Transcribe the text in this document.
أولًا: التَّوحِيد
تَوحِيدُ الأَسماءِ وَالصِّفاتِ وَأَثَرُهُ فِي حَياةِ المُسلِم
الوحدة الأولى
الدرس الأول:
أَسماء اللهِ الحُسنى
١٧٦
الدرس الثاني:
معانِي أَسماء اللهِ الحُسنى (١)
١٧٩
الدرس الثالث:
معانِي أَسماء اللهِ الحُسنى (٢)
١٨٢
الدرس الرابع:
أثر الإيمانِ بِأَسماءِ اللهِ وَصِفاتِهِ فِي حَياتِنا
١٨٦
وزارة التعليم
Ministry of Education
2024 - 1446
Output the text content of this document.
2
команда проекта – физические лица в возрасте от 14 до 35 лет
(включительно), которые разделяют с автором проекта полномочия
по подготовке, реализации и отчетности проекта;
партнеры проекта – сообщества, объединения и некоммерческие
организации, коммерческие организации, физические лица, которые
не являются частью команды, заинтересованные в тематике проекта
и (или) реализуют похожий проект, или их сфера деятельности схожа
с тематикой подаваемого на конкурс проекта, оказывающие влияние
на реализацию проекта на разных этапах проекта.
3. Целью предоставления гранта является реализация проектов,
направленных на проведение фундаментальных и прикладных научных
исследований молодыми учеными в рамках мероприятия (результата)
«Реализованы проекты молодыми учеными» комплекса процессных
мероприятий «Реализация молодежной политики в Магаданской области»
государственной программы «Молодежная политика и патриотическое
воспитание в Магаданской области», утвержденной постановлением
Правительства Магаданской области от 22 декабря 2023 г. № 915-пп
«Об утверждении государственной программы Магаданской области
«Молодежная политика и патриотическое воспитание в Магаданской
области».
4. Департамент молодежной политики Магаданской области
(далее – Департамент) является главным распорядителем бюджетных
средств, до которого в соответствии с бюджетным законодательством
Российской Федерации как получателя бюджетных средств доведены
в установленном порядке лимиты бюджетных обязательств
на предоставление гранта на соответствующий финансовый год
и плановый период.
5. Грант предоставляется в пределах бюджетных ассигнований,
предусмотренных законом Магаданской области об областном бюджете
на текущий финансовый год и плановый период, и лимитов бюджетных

**********

§ **PROMPT**: Select every line in the material above where the string "معان" occurs, and copy it.

§ **ANSWER TO THIS TASK**:
معانِي أَسماء اللهِ الحُسنى (١)
معانِي أَسماء اللهِ الحُسنى (٢)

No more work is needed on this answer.